====== Given text
Gordon Campbell is right on the money here. We could, if we really wanted, assist Fiji. It is the point I have been arguing all along. Why MFat officials cannot see that the current path is doomed to ultimate failure is beyond me. We risk seeing Fiji falling into the control via remote of China and their foreign policy. We risk not only Fiji falling under the Chinese gaze but also other Pacific nations hovering at the moment on the right side of democracy. Kicking Fiji out of the Pacific Forum will be the first step to the Chinese-ification of the Pacific.

No shit Sherlocks

The Dim-bulbs and the meddling reporter at Stuff, Michael Field, show their foolishness and idiocy with the headline that the Fiji Coup was Illegal.

Really? now there’s a surprise. Who would’ve ever thought that overthrowing a government at the point of an unloaded gun was illegal.

Of course the coup was bloody illegal, it was a coup. By their very nature coup’s are illegal. Of course we could now go into the why’s and where-fore’s of why the coup was had but michael Field wouldn’t listen and nor would most other people because the arguement has been framed by Clark and her bully-pulpit against Fiji.
============
Copy out the entire commentary on Fiji above, word for word.
====== Listed records
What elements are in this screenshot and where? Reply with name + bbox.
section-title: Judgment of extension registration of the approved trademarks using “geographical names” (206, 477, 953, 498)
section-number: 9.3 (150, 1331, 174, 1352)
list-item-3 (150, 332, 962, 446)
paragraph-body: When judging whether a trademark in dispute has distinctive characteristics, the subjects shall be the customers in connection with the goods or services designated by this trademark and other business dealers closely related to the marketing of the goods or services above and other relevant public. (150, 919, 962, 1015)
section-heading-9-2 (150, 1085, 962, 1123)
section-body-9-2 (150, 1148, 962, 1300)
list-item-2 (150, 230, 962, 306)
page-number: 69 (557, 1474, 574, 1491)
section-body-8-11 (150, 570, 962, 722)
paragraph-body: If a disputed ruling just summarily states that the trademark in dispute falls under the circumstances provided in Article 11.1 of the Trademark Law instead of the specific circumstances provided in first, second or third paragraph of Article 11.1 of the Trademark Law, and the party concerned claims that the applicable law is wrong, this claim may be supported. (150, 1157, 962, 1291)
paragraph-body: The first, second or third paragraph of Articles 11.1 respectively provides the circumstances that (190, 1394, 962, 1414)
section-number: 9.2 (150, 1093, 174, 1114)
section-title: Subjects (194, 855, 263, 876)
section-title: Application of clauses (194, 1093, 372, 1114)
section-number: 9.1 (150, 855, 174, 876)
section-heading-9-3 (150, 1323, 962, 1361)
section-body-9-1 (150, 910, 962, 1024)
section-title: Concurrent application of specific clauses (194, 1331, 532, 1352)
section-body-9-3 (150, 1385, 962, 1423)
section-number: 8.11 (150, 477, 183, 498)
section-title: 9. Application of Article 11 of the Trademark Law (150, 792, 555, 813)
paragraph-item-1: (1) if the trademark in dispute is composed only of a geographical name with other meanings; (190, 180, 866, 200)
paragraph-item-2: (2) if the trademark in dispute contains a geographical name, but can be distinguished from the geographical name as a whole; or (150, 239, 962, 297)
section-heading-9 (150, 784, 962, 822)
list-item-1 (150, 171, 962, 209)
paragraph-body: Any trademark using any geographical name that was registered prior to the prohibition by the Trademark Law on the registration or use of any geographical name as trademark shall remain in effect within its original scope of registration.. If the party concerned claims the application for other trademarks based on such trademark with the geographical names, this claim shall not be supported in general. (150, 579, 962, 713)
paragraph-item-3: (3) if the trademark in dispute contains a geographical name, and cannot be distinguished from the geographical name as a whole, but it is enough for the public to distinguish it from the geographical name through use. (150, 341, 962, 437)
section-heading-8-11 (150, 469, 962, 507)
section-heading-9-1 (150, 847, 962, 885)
============
» Solved exercise:
Gordon Campbell is right on the money here. We could, if we really wanted, assist Fiji. It is the point I have been arguing all along. Why MFat officials cannot see that the current path is doomed to ultimate failure is beyond me. We risk seeing Fiji falling into the control via remote of China and their foreign policy. We risk not only Fiji falling under the Chinese gaze but also other Pacific nations hovering at the moment on the right side of democracy. Kicking Fiji out of the Pacific Forum will be the first step to the Chinese-ification of the Pacific.

No shit Sherlocks

The Dim-bulbs and the meddling reporter at Stuff, Michael Field, show their foolishness and idiocy with the headline that the Fiji Coup was Illegal.

Really? now there’s a surprise. Who would’ve ever thought that overthrowing a government at the point of an unloaded gun was illegal.

Of course the coup was bloody illegal, it was a coup. By their very nature coup’s are illegal. Of course we could now go into the why’s and where-fore’s of why the coup was had but michael Field wouldn’t listen and nor would most other people because the arguement has been framed by Clark and her bully-pulpit against Fiji.